WORK TO DO => Repeat verbatim every line of the material, beginning at the line that holds "What does this" and ending at its last line.

Start of PROVIDED DATA

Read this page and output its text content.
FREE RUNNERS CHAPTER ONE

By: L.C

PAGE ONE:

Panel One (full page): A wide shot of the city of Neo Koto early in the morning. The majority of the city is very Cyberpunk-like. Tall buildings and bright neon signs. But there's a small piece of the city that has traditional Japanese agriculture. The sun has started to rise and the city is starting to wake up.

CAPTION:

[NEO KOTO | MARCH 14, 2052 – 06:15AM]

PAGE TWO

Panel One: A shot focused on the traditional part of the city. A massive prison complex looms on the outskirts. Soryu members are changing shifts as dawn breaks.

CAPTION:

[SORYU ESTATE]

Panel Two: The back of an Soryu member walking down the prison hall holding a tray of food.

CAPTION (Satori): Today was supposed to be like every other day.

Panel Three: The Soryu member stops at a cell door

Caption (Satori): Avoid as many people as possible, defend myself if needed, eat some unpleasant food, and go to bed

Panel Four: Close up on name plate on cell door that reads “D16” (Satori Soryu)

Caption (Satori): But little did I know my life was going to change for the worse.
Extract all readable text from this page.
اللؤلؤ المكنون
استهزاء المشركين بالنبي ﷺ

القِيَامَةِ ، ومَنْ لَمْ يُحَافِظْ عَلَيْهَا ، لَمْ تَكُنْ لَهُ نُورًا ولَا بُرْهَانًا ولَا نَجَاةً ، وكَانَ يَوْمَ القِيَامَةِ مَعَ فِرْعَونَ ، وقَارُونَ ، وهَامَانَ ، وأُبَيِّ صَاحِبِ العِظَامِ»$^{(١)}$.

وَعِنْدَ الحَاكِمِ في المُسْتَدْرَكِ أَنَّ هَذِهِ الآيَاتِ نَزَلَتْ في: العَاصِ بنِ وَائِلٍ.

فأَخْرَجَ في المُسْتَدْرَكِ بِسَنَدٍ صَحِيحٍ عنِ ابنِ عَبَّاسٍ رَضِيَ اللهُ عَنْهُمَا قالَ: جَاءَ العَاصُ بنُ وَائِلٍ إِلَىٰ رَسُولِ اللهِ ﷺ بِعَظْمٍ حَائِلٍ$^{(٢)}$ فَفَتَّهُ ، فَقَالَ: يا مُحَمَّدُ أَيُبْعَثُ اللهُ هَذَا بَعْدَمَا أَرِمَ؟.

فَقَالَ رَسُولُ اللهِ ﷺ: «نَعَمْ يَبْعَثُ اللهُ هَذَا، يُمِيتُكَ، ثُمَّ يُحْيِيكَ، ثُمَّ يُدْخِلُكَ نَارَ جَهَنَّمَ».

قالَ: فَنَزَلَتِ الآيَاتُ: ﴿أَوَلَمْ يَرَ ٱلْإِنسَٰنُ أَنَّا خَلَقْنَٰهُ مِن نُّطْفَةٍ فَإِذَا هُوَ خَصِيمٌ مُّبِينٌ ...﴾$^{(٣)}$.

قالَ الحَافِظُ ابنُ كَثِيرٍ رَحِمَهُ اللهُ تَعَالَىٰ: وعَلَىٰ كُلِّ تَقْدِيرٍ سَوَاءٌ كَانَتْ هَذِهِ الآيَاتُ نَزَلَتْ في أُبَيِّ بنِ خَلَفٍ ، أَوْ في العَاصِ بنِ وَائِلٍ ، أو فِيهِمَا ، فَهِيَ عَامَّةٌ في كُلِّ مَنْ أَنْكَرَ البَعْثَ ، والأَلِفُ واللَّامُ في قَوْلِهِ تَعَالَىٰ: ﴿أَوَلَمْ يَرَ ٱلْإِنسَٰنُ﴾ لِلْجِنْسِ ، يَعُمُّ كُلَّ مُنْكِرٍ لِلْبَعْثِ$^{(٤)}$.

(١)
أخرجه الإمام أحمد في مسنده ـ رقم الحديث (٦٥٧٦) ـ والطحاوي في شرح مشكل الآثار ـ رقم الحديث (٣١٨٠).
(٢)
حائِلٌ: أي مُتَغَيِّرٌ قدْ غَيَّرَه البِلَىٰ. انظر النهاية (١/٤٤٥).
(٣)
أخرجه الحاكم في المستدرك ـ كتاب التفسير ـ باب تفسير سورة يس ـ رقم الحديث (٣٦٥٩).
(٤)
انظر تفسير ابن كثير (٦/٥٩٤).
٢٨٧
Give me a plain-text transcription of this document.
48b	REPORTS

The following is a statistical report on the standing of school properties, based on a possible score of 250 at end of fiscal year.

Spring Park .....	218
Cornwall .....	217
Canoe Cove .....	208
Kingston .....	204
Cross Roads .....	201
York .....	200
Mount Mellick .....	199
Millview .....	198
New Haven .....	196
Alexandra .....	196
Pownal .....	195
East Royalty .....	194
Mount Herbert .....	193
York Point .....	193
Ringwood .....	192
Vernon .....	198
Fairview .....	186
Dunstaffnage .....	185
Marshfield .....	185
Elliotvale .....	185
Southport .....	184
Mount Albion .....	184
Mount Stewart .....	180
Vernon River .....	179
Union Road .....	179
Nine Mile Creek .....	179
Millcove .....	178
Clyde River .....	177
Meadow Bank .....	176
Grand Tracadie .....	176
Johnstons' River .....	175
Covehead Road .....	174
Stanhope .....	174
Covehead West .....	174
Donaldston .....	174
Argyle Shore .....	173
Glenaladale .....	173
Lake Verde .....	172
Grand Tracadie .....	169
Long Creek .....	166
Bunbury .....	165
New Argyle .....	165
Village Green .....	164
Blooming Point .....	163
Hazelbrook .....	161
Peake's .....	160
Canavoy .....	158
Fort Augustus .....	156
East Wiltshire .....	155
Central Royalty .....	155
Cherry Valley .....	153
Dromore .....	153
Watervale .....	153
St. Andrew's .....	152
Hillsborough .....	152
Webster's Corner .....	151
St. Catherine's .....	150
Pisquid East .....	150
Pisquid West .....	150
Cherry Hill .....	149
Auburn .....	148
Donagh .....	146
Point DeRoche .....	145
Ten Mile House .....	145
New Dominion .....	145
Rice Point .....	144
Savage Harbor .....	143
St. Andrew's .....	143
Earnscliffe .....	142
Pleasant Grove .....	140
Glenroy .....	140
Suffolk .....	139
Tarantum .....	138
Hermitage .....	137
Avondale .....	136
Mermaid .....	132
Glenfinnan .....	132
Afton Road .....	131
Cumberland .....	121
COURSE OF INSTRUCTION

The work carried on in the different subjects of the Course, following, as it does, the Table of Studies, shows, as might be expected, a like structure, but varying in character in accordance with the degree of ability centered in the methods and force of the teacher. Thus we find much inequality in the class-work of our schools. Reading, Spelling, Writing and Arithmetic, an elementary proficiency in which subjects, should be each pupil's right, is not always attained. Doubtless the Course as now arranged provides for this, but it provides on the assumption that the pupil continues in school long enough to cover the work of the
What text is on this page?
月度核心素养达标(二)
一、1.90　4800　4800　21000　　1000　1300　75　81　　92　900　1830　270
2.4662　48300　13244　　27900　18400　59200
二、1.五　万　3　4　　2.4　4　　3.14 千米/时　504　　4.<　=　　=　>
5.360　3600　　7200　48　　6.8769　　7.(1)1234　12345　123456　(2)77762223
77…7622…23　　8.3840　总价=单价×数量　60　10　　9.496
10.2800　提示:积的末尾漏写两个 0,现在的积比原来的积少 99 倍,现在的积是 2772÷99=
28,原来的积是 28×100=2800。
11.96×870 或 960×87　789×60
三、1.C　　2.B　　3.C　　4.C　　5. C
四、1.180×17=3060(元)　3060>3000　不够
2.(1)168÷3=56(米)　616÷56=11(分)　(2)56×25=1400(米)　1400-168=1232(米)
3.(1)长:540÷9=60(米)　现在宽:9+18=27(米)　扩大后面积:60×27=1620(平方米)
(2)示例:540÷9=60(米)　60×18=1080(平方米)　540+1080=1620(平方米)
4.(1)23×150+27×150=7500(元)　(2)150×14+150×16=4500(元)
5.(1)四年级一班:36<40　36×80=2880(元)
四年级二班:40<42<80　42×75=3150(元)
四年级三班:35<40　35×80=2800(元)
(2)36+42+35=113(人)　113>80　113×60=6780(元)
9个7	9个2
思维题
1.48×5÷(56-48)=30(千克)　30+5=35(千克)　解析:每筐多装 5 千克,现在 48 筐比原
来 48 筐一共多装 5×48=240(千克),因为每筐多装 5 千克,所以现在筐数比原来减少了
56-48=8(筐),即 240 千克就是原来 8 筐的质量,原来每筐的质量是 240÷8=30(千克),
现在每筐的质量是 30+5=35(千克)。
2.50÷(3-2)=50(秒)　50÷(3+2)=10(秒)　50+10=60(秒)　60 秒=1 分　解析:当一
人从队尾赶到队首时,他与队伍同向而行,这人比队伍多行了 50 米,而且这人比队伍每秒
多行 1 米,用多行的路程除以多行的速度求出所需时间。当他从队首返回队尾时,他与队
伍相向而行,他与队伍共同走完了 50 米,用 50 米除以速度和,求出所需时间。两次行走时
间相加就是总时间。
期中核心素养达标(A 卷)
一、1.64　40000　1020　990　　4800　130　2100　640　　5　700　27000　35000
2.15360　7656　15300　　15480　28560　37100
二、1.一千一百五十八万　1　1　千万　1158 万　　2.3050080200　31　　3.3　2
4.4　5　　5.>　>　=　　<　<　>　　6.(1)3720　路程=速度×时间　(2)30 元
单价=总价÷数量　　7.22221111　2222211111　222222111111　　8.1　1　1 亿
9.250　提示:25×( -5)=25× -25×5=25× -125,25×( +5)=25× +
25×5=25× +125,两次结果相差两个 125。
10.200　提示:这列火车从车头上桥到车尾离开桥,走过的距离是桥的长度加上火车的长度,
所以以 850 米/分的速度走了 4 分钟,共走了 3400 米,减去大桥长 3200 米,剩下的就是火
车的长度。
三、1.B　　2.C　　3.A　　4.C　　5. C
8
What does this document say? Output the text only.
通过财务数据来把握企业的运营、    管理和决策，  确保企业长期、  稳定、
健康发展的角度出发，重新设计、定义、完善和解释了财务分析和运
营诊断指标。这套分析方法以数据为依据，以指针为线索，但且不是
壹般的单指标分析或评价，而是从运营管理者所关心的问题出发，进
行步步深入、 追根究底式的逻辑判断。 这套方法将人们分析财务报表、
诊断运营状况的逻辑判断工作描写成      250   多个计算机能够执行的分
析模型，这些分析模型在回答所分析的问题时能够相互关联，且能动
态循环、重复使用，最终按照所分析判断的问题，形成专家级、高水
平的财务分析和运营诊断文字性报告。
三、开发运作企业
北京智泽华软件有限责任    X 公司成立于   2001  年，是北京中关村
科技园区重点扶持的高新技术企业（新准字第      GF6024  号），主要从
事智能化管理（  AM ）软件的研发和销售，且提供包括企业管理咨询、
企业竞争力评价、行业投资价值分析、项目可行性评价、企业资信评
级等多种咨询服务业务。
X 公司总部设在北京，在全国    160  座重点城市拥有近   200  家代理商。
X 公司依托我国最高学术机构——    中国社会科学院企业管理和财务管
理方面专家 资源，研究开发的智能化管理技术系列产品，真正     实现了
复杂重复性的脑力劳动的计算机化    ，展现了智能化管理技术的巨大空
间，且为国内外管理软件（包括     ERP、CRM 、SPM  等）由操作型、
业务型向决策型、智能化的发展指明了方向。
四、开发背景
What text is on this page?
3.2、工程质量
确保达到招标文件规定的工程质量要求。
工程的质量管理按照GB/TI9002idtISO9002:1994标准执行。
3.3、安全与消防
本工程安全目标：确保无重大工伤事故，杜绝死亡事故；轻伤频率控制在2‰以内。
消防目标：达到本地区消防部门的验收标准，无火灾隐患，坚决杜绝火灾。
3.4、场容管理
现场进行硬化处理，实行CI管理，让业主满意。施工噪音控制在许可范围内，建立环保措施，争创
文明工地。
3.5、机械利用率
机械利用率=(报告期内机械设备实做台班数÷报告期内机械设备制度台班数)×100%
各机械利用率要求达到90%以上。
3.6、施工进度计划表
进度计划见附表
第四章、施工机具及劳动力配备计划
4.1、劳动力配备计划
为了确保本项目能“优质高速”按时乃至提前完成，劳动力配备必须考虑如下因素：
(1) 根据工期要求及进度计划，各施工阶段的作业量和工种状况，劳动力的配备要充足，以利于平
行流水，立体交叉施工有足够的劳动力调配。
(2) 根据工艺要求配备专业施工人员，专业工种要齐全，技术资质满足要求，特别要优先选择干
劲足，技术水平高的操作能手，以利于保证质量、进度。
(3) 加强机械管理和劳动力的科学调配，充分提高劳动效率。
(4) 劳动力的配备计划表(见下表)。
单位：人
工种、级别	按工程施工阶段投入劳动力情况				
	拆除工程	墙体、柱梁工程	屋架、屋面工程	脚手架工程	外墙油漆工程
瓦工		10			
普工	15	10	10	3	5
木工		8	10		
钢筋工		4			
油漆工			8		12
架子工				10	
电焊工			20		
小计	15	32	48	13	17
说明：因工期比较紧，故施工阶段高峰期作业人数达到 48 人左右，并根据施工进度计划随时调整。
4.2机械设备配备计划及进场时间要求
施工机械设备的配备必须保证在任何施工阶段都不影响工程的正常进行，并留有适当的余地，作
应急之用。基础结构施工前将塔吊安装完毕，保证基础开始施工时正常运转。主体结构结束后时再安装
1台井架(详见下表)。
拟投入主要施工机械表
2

End of PROVIDED DATA

THE SOLUTION =>
What does this document say? Output the text only.
通过财务数据来把握企业的运营、    管理和决策，  确保企业长期、  稳定、
健康发展的角度出发，重新设计、定义、完善和解释了财务分析和运
营诊断指标。这套分析方法以数据为依据，以指针为线索，但且不是
壹般的单指标分析或评价，而是从运营管理者所关心的问题出发，进
行步步深入、 追根究底式的逻辑判断。 这套方法将人们分析财务报表、
诊断运营状况的逻辑判断工作描写成      250   多个计算机能够执行的分
析模型，这些分析模型在回答所分析的问题时能够相互关联，且能动
态循环、重复使用，最终按照所分析判断的问题，形成专家级、高水
平的财务分析和运营诊断文字性报告。
三、开发运作企业
北京智泽华软件有限责任    X 公司成立于   2001  年，是北京中关村
科技园区重点扶持的高新技术企业（新准字第      GF6024  号），主要从
事智能化管理（  AM ）软件的研发和销售，且提供包括企业管理咨询、
企业竞争力评价、行业投资价值分析、项目可行性评价、企业资信评
级等多种咨询服务业务。
X 公司总部设在北京，在全国    160  座重点城市拥有近   200  家代理商。
X 公司依托我国最高学术机构——    中国社会科学院企业管理和财务管
理方面专家 资源，研究开发的智能化管理技术系列产品，真正     实现了
复杂重复性的脑力劳动的计算机化    ，展现了智能化管理技术的巨大空
间，且为国内外管理软件（包括     ERP、CRM 、SPM  等）由操作型、
业务型向决策型、智能化的发展指明了方向。
四、开发背景
What text is on this page?
3.2、工程质量
确保达到招标文件规定的工程质量要求。
工程的质量管理按照GB/TI9002idtISO9002:1994标准执行。
3.3、安全与消防
本工程安全目标：确保无重大工伤事故，杜绝死亡事故；轻伤频率控制在2‰以内。
消防目标：达到本地区消防部门的验收标准，无火灾隐患，坚决杜绝火灾。
3.4、场容管理
现场进行硬化处理，实行CI管理，让业主满意。施工噪音控制在许可范围内，建立环保措施，争创
文明工地。
3.5、机械利用率
机械利用率=(报告期内机械设备实做台班数÷报告期内机械设备制度台班数)×100%
各机械利用率要求达到90%以上。
3.6、施工进度计划表
进度计划见附表
第四章、施工机具及劳动力配备计划
4.1、劳动力配备计划
为了确保本项目能“优质高速”按时乃至提前完成，劳动力配备必须考虑如下因素：
(1) 根据工期要求及进度计划，各施工阶段的作业量和工种状况，劳动力的配备要充足，以利于平
行流水，立体交叉施工有足够的劳动力调配。
(2) 根据工艺要求配备专业施工人员，专业工种要齐全，技术资质满足要求，特别要优先选择干
劲足，技术水平高的操作能手，以利于保证质量、进度。
(3) 加强机械管理和劳动力的科学调配，充分提高劳动效率。
(4) 劳动力的配备计划表(见下表)。
单位：人
工种、级别	按工程施工阶段投入劳动力情况				
	拆除工程	墙体、柱梁工程	屋架、屋面工程	脚手架工程	外墙油漆工程
瓦工		10			
普工	15	10	10	3	5
木工		8	10		
钢筋工		4			
油漆工			8		12
架子工				10	
电焊工			20		
小计	15	32	48	13	17
说明：因工期比较紧，故施工阶段高峰期作业人数达到 48 人左右，并根据施工进度计划随时调整。
4.2机械设备配备计划及进场时间要求
施工机械设备的配备必须保证在任何施工阶段都不影响工程的正常进行，并留有适当的余地，作
应急之用。基础结构施工前将塔吊安装完毕，保证基础开始施工时正常运转。主体结构结束后时再安装
1台井架(详见下表)。
拟投入主要施工机械表
2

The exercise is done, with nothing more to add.